[Begin MATERIAL SHOWN]

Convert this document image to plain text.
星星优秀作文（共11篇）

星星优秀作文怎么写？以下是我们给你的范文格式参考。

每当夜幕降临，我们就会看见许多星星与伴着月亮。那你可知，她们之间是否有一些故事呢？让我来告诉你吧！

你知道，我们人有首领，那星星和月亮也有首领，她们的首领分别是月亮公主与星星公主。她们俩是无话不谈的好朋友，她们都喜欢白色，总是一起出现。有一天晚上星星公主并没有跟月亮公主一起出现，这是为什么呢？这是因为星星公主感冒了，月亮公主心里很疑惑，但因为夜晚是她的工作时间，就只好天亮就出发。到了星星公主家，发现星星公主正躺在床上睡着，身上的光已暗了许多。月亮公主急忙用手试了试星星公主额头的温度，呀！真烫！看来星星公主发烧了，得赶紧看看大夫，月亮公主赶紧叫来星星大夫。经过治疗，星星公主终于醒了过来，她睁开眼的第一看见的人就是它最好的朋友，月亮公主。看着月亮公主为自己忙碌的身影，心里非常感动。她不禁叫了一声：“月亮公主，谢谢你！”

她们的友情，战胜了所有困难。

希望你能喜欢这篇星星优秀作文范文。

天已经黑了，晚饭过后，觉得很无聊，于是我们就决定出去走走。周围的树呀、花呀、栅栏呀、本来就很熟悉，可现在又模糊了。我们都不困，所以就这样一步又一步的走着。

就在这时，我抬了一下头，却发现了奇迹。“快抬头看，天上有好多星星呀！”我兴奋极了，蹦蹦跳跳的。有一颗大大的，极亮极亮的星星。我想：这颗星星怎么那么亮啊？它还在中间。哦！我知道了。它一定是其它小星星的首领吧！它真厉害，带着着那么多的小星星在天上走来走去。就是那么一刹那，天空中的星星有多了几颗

[End MATERIAL SHOWN]

### YOUR INSTRUCTIONS
Copy all the records above exactly, missing none.

### EXERCISE SOLUTION
Convert this document image to plain text.
星星优秀作文（共11篇）

星星优秀作文怎么写？以下是我们给你的范文格式参考。

每当夜幕降临，我们就会看见许多星星与伴着月亮。那你可知，她们之间是否有一些故事呢？让我来告诉你吧！

你知道，我们人有首领，那星星和月亮也有首领，她们的首领分别是月亮公主与星星公主。她们俩是无话不谈的好朋友，她们都喜欢白色，总是一起出现。有一天晚上星星公主并没有跟月亮公主一起出现，这是为什么呢？这是因为星星公主感冒了，月亮公主心里很疑惑，但因为夜晚是她的工作时间，就只好天亮就出发。到了星星公主家，发现星星公主正躺在床上睡着，身上的光已暗了许多。月亮公主急忙用手试了试星星公主额头的温度，呀！真烫！看来星星公主发烧了，得赶紧看看大夫，月亮公主赶紧叫来星星大夫。经过治疗，星星公主终于醒了过来，她睁开眼的第一看见的人就是它最好的朋友，月亮公主。看着月亮公主为自己忙碌的身影，心里非常感动。她不禁叫了一声：“月亮公主，谢谢你！”

她们的友情，战胜了所有困难。

希望你能喜欢这篇星星优秀作文范文。

天已经黑了，晚饭过后，觉得很无聊，于是我们就决定出去走走。周围的树呀、花呀、栅栏呀、本来就很熟悉，可现在又模糊了。我们都不困，所以就这样一步又一步的走着。

就在这时，我抬了一下头，却发现了奇迹。“快抬头看，天上有好多星星呀！”我兴奋极了，蹦蹦跳跳的。有一颗大大的，极亮极亮的星星。我想：这颗星星怎么那么亮啊？它还在中间。哦！我知道了。它一定是其它小星星的首领吧！它真厉害，带着着那么多的小星星在天上走来走去。就是那么一刹那，天空中的星星有多了几颗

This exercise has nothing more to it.